Do this:
In the data, extract each line that holds the string "RAPPORT".

Dataset entries:
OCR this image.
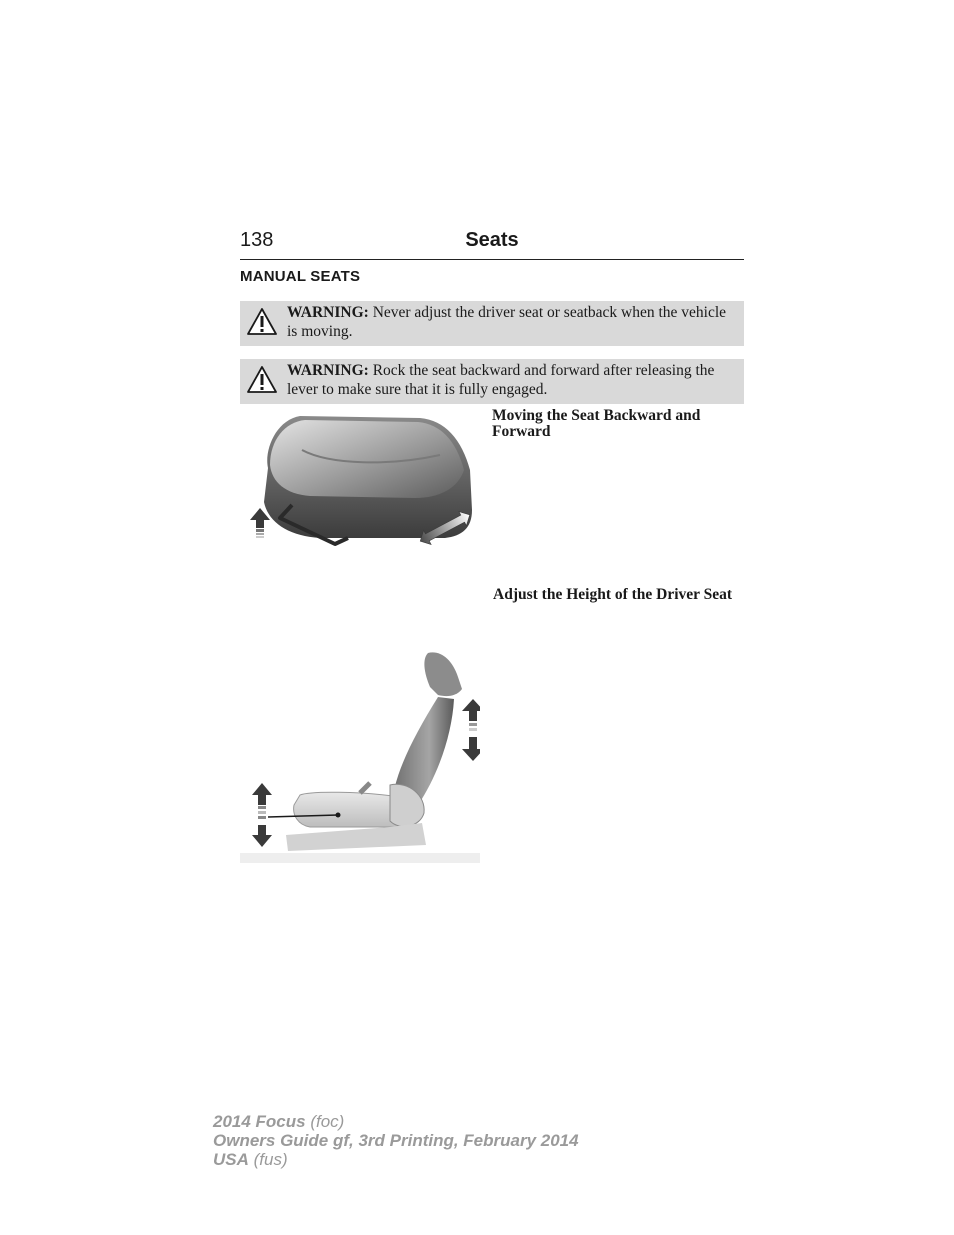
138	Seats
MANUAL SEATS
WARNING: Never adjust the driver seat or seatback when the vehicle is moving.
WARNING: Rock the seat backward and forward after releasing the lever to make sure that it is fully engaged.
Moving the Seat Backward and Forward
Adjust the Height of the Driver Seat
2014 Focus (foc)
Owners Guide gf, 3rd Printing, February 2014
USA (fus)
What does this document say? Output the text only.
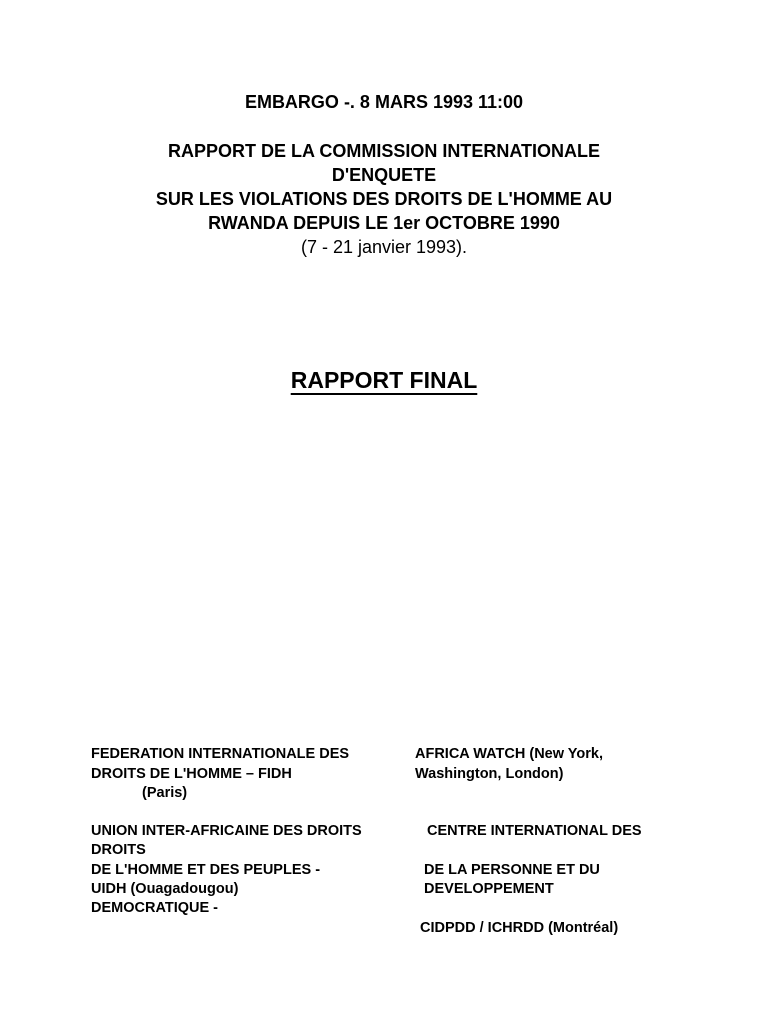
EMBARGO -. 8 MARS 1993 11:00
RAPPORT DE LA COMMISSION INTERNATIONALE
D'ENQUETE
SUR LES VIOLATIONS DES DROITS DE L'HOMME AU
RWANDA DEPUIS LE 1er OCTOBRE 1990
(7 - 21 janvier 1993).
RAPPORT FINAL
FEDERATION INTERNATIONALE DES
DROITS DE L'HOMME – FIDH
(Paris)
UNION INTER-AFRICAINE DES DROITS
DROITS
DE L'HOMME ET DES PEUPLES -
UIDH (Ouagadougou)
DEMOCRATIQUE -
AFRICA WATCH (New York,
Washington, London)
CENTRE INTERNATIONAL DES
DE LA PERSONNE ET DU
DEVELOPPEMENT
CIDPDD / ICHRDD (Montréal)
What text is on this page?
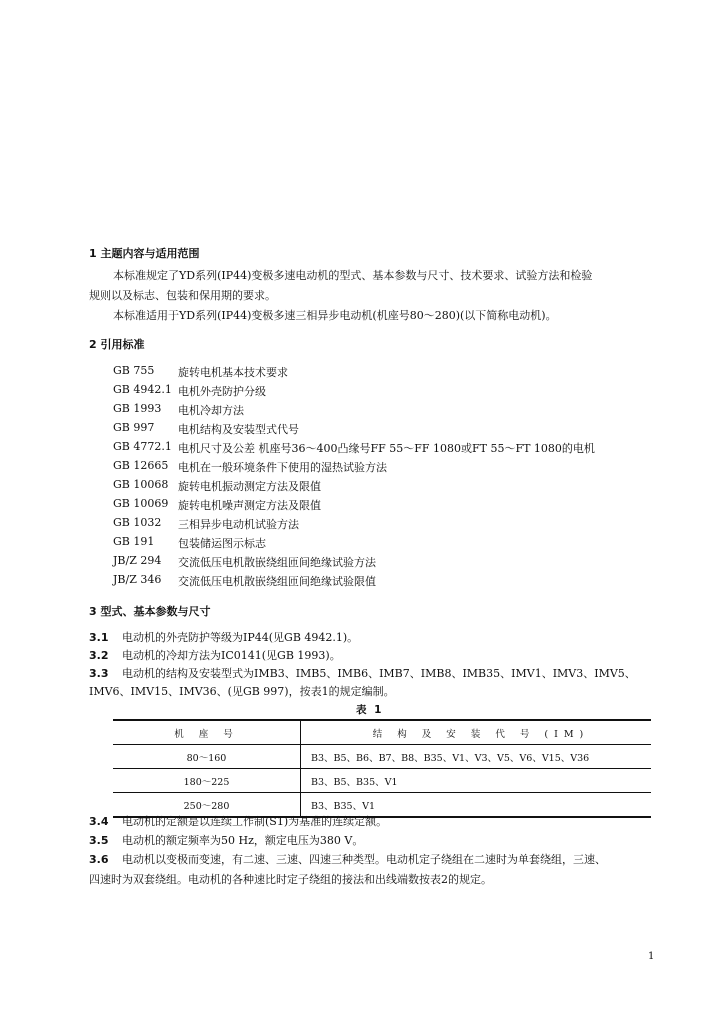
1 主题内容与适用范围
本标准规定了YD系列(IP44)变极多速电动机的型式、基本参数与尺寸、技术要求、试验方法和检验
规则以及标志、包装和保用期的要求。
本标准适用于YD系列(IP44)变极多速三相异步电动机(机座号80～280)(以下简称电动机)。
2 引用标准
GB 755 旋转电机基本技术要求
GB 4942.1 电机外壳防护分级
GB 1993 电机冷却方法
GB 997 电机结构及安装型式代号
GB 4772.1 电机尺寸及公差 机座号36～400凸缘号FF 55～FF 1080或FT 55～FT 1080的电机
GB 12665 电机在一般环境条件下使用的湿热试验方法
GB 10068 旋转电机振动测定方法及限值
GB 10069 旋转电机噪声测定方法及限值
GB 1032 三相异步电动机试验方法
GB 191 包装储运图示标志
JB/Z 294 交流低压电机散嵌绕组匝间绝缘试验方法
JB/Z 346 交流低压电机散嵌绕组匝间绝缘试验限值
3 型式、基本参数与尺寸
3.1 电动机的外壳防护等级为IP44(见GB 4942.1)。
3.2 电动机的冷却方法为IC0141(见GB 1993)。
3.3 电动机的结构及安装型式为IMB3、IMB5、IMB6、IMB7、IMB8、IMB35、IMV1、IMV3、IMV5、
IMV6、IMV15、IMV36、(见GB 997)，按表1的规定编制。
表 1
机 座 号	结 构 及 安 装 代 号 (IM)
80～160	B3、B5、B6、B7、B8、B35、V1、V3、V5、V6、V15、V36
180～225	B3、B5、B35、V1
250～280	B3、B35、V1
3.4 电动机的定额是以连续工作制(S1)为基准的连续定额。
3.5 电动机的额定频率为50 Hz，额定电压为380 V。
3.6 电动机以变极而变速，有二速、三速、四速三种类型。电动机定子绕组在二速时为单套绕组，三速、
四速时为双套绕组。电动机的各种速比时定子绕组的接法和出线端数按表2的规定。
1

Full answer:
RAPPORT DE LA COMMISSION INTERNATIONALE
RAPPORT FINAL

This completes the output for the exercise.